> **WRITTEN EXERCISE**
Which lines in the records below contain the word "title"? Copy each one out.
<<<<
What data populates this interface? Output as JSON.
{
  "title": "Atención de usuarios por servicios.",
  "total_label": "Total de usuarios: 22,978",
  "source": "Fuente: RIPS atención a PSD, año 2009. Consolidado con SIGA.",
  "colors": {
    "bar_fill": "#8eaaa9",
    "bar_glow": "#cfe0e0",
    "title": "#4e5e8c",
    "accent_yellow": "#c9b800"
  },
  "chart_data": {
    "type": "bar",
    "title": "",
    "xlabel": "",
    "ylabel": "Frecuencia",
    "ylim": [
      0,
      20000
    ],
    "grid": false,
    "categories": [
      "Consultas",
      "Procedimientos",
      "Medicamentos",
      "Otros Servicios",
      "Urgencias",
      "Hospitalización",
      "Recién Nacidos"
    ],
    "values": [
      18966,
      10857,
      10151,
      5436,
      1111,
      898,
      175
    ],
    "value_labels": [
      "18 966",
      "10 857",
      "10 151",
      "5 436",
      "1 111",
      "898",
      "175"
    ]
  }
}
>>>>
> **RESULT**
  "title": "Atención de usuarios por servicios.",
    "title": "#4e5e8c",
    "title": "",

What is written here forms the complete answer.